■ **Listed entries**:

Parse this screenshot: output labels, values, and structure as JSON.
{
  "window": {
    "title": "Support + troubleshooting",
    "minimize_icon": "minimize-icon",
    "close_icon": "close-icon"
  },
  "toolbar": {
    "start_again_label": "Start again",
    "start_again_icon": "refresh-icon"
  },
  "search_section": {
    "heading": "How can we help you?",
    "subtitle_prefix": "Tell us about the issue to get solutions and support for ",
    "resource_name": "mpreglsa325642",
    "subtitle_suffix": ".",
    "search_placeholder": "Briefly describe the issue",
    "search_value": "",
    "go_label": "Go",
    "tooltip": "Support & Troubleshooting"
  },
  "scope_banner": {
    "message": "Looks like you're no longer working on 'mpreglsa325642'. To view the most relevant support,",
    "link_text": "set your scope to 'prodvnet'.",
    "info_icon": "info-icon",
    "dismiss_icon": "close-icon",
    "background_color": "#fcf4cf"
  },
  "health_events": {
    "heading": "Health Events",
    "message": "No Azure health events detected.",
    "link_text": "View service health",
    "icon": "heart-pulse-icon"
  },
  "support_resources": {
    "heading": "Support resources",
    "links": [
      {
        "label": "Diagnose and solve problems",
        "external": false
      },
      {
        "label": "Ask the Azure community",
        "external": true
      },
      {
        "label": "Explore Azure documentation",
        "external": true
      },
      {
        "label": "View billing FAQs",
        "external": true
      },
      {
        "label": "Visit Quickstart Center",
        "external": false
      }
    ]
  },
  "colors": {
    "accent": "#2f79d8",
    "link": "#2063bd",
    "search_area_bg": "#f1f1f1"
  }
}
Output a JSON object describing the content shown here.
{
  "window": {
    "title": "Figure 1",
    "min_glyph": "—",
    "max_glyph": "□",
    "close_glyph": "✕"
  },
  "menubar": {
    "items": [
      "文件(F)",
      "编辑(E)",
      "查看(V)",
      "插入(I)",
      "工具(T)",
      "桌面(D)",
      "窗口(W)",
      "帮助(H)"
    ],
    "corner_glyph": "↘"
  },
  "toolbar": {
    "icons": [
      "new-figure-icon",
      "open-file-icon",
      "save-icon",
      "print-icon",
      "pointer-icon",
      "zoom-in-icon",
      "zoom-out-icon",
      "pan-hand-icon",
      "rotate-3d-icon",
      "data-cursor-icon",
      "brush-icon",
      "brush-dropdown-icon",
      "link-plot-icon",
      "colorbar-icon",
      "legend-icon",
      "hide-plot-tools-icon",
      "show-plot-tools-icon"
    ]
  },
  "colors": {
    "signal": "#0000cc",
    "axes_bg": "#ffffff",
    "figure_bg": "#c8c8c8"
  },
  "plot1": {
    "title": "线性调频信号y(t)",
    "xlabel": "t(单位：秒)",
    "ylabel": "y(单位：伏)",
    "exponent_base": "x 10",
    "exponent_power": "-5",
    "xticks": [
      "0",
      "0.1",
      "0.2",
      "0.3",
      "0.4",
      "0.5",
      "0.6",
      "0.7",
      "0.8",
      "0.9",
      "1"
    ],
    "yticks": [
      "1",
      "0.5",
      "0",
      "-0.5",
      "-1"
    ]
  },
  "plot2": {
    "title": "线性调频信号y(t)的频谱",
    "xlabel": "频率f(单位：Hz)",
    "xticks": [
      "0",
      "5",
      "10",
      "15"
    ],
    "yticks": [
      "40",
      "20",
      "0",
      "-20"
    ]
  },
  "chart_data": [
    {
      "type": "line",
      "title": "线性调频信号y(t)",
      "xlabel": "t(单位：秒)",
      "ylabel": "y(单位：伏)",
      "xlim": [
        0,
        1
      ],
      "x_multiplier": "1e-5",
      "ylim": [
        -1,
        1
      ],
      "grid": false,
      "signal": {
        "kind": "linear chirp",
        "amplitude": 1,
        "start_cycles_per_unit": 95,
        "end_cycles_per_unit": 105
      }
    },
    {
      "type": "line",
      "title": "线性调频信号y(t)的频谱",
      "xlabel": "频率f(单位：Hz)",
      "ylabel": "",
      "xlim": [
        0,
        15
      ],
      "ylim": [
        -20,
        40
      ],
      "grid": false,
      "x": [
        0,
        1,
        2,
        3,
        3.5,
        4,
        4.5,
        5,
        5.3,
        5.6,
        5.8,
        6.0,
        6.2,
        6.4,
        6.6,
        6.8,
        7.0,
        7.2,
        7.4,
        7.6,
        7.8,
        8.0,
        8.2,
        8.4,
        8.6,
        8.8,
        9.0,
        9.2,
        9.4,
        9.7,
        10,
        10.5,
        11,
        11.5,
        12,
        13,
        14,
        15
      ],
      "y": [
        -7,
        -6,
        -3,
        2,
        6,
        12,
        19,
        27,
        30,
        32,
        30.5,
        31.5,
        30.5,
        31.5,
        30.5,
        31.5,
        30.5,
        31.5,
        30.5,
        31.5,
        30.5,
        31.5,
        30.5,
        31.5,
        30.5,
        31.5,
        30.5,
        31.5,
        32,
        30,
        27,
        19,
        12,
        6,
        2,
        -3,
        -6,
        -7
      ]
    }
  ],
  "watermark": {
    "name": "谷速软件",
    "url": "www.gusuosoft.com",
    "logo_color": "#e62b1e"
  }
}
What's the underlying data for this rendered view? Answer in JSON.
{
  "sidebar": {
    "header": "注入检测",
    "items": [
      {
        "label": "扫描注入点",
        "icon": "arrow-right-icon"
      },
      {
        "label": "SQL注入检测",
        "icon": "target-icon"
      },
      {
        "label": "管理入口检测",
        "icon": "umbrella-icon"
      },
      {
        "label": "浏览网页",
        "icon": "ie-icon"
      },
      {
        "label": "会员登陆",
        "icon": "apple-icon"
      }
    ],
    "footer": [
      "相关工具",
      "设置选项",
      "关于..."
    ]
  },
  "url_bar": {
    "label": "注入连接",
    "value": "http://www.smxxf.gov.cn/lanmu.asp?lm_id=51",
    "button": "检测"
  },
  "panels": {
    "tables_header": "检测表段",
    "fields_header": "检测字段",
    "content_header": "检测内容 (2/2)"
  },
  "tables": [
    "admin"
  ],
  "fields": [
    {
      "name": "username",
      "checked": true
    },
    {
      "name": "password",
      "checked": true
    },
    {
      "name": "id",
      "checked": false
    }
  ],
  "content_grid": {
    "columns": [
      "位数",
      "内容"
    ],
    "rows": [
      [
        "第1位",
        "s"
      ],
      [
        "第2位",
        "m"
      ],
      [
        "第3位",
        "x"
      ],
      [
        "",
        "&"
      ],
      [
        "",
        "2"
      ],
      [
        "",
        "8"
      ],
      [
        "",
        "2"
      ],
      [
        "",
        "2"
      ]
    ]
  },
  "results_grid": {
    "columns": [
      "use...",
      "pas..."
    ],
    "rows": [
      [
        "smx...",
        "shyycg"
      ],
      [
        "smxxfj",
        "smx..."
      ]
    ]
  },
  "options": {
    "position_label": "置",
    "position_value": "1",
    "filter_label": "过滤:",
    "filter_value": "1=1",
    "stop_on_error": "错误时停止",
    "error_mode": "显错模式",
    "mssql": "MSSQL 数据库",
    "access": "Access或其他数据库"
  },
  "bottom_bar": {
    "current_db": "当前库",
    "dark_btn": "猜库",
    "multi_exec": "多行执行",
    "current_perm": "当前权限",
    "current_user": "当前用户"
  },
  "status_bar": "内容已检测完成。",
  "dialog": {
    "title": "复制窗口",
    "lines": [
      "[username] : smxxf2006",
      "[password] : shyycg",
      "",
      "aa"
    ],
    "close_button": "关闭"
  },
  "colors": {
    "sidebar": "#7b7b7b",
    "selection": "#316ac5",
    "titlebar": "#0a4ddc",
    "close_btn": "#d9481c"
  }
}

■ **Direction**: Type out the whole listing above again, exactly as it stands.

■ **Task answer**:
Parse this screenshot: output labels, values, and structure as JSON.
{
  "window": {
    "title": "Support + troubleshooting",
    "minimize_icon": "minimize-icon",
    "close_icon": "close-icon"
  },
  "toolbar": {
    "start_again_label": "Start again",
    "start_again_icon": "refresh-icon"
  },
  "search_section": {
    "heading": "How can we help you?",
    "subtitle_prefix": "Tell us about the issue to get solutions and support for ",
    "resource_name": "mpreglsa325642",
    "subtitle_suffix": ".",
    "search_placeholder": "Briefly describe the issue",
    "search_value": "",
    "go_label": "Go",
    "tooltip": "Support & Troubleshooting"
  },
  "scope_banner": {
    "message": "Looks like you're no longer working on 'mpreglsa325642'. To view the most relevant support,",
    "link_text": "set your scope to 'prodvnet'.",
    "info_icon": "info-icon",
    "dismiss_icon": "close-icon",
    "background_color": "#fcf4cf"
  },
  "health_events": {
    "heading": "Health Events",
    "message": "No Azure health events detected.",
    "link_text": "View service health",
    "icon": "heart-pulse-icon"
  },
  "support_resources": {
    "heading": "Support resources",
    "links": [
      {
        "label": "Diagnose and solve problems",
        "external": false
      },
      {
        "label": "Ask the Azure community",
        "external": true
      },
      {
        "label": "Explore Azure documentation",
        "external": true
      },
      {
        "label": "View billing FAQs",
        "external": true
      },
      {
        "label": "Visit Quickstart Center",
        "external": false
      }
    ]
  },
  "colors": {
    "accent": "#2f79d8",
    "link": "#2063bd",
    "search_area_bg": "#f1f1f1"
  }
}
Output a JSON object describing the content shown here.
{
  "window": {
    "title": "Figure 1",
    "min_glyph": "—",
    "max_glyph": "□",
    "close_glyph": "✕"
  },
  "menubar": {
    "items": [
      "文件(F)",
      "编辑(E)",
      "查看(V)",
      "插入(I)",
      "工具(T)",
      "桌面(D)",
      "窗口(W)",
      "帮助(H)"
    ],
    "corner_glyph": "↘"
  },
  "toolbar": {
    "icons": [
      "new-figure-icon",
      "open-file-icon",
      "save-icon",
      "print-icon",
      "pointer-icon",
      "zoom-in-icon",
      "zoom-out-icon",
      "pan-hand-icon",
      "rotate-3d-icon",
      "data-cursor-icon",
      "brush-icon",
      "brush-dropdown-icon",
      "link-plot-icon",
      "colorbar-icon",
      "legend-icon",
      "hide-plot-tools-icon",
      "show-plot-tools-icon"
    ]
  },
  "colors": {
    "signal": "#0000cc",
    "axes_bg": "#ffffff",
    "figure_bg": "#c8c8c8"
  },
  "plot1": {
    "title": "线性调频信号y(t)",
    "xlabel": "t(单位：秒)",
    "ylabel": "y(单位：伏)",
    "exponent_base": "x 10",
    "exponent_power": "-5",
    "xticks": [
      "0",
      "0.1",
      "0.2",
      "0.3",
      "0.4",
      "0.5",
      "0.6",
      "0.7",
      "0.8",
      "0.9",
      "1"
    ],
    "yticks": [
      "1",
      "0.5",
      "0",
      "-0.5",
      "-1"
    ]
  },
  "plot2": {
    "title": "线性调频信号y(t)的频谱",
    "xlabel": "频率f(单位：Hz)",
    "xticks": [
      "0",
      "5",
      "10",
      "15"
    ],
    "yticks": [
      "40",
      "20",
      "0",
      "-20"
    ]
  },
  "chart_data": [
    {
      "type": "line",
      "title": "线性调频信号y(t)",
      "xlabel": "t(单位：秒)",
      "ylabel": "y(单位：伏)",
      "xlim": [
        0,
        1
      ],
      "x_multiplier": "1e-5",
      "ylim": [
        -1,
        1
      ],
      "grid": false,
      "signal": {
        "kind": "linear chirp",
        "amplitude": 1,
        "start_cycles_per_unit": 95,
        "end_cycles_per_unit": 105
      }
    },
    {
      "type": "line",
      "title": "线性调频信号y(t)的频谱",
      "xlabel": "频率f(单位：Hz)",
      "ylabel": "",
      "xlim": [
        0,
        15
      ],
      "ylim": [
        -20,
        40
      ],
      "grid": false,
      "x": [
        0,
        1,
        2,
        3,
        3.5,
        4,
        4.5,
        5,
        5.3,
        5.6,
        5.8,
        6.0,
        6.2,
        6.4,
        6.6,
        6.8,
        7.0,
        7.2,
        7.4,
        7.6,
        7.8,
        8.0,
        8.2,
        8.4,
        8.6,
        8.8,
        9.0,
        9.2,
        9.4,
        9.7,
        10,
        10.5,
        11,
        11.5,
        12,
        13,
        14,
        15
      ],
      "y": [
        -7,
        -6,
        -3,
        2,
        6,
        12,
        19,
        27,
        30,
        32,
        30.5,
        31.5,
        30.5,
        31.5,
        30.5,
        31.5,
        30.5,
        31.5,
        30.5,
        31.5,
        30.5,
        31.5,
        30.5,
        31.5,
        30.5,
        31.5,
        30.5,
        31.5,
        32,
        30,
        27,
        19,
        12,
        6,
        2,
        -3,
        -6,
        -7
      ]
    }
  ],
  "watermark": {
    "name": "谷速软件",
    "url": "www.gusuosoft.com",
    "logo_color": "#e62b1e"
  }
}
What's the underlying data for this rendered view? Answer in JSON.
{
  "sidebar": {
    "header": "注入检测",
    "items": [
      {
        "label": "扫描注入点",
        "icon": "arrow-right-icon"
      },
      {
        "label": "SQL注入检测",
        "icon": "target-icon"
      },
      {
        "label": "管理入口检测",
        "icon": "umbrella-icon"
      },
      {
        "label": "浏览网页",
        "icon": "ie-icon"
      },
      {
        "label": "会员登陆",
        "icon": "apple-icon"
      }
    ],
    "footer": [
      "相关工具",
      "设置选项",
      "关于..."
    ]
  },
  "url_bar": {
    "label": "注入连接",
    "value": "http://www.smxxf.gov.cn/lanmu.asp?lm_id=51",
    "button": "检测"
  },
  "panels": {
    "tables_header": "检测表段",
    "fields_header": "检测字段",
    "content_header": "检测内容 (2/2)"
  },
  "tables": [
    "admin"
  ],
  "fields": [
    {
      "name": "username",
      "checked": true
    },
    {
      "name": "password",
      "checked": true
    },
    {
      "name": "id",
      "checked": false
    }
  ],
  "content_grid": {
    "columns": [
      "位数",
      "内容"
    ],
    "rows": [
      [
        "第1位",
        "s"
      ],
      [
        "第2位",
        "m"
      ],
      [
        "第3位",
        "x"
      ],
      [
        "",
        "&"
      ],
      [
        "",
        "2"
      ],
      [
        "",
        "8"
      ],
      [
        "",
        "2"
      ],
      [
        "",
        "2"
      ]
    ]
  },
  "results_grid": {
    "columns": [
      "use...",
      "pas..."
    ],
    "rows": [
      [
        "smx...",
        "shyycg"
      ],
      [
        "smxxfj",
        "smx..."
      ]
    ]
  },
  "options": {
    "position_label": "置",
    "position_value": "1",
    "filter_label": "过滤:",
    "filter_value": "1=1",
    "stop_on_error": "错误时停止",
    "error_mode": "显错模式",
    "mssql": "MSSQL 数据库",
    "access": "Access或其他数据库"
  },
  "bottom_bar": {
    "current_db": "当前库",
    "dark_btn": "猜库",
    "multi_exec": "多行执行",
    "current_perm": "当前权限",
    "current_user": "当前用户"
  },
  "status_bar": "内容已检测完成。",
  "dialog": {
    "title": "复制窗口",
    "lines": [
      "[username] : smxxf2006",
      "[password] : shyycg",
      "",
      "aa"
    ],
    "close_button": "关闭"
  },
  "colors": {
    "sidebar": "#7b7b7b",
    "selection": "#316ac5",
    "titlebar": "#0a4ddc",
    "close_btn": "#d9481c"
  }
}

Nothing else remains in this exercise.